Quote the records below in full, exactly as given, with the images taken out.

┄┄┄┄┄┄┄┄┄┄

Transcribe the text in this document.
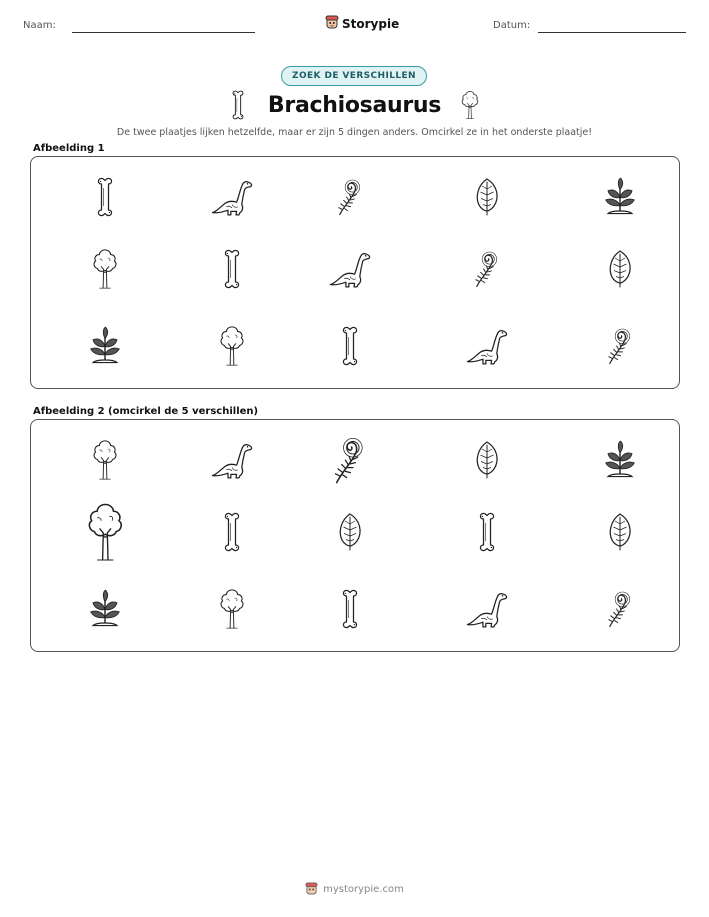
Naam:	Storypie	Datum:
ZOEK DE VERSCHILLEN
Brachiosaurus
De twee plaatjes lijken hetzelfde, maar er zijn 5 dingen anders. Omcirkel ze in het onderste plaatje!
Afbeelding 1
Afbeelding 2 (omcirkel de 5 verschillen)
mystorypie.com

┄┄┄┄┄┄┄┄┄┄

Task solution:
Transcribe the text in this document.
Naam:	Storypie	Datum:
ZOEK DE VERSCHILLEN
Brachiosaurus
De twee plaatjes lijken hetzelfde, maar er zijn 5 dingen anders. Omcirkel ze in het onderste plaatje!
Afbeelding 1
Afbeelding 2 (omcirkel de 5 verschillen)
mystorypie.com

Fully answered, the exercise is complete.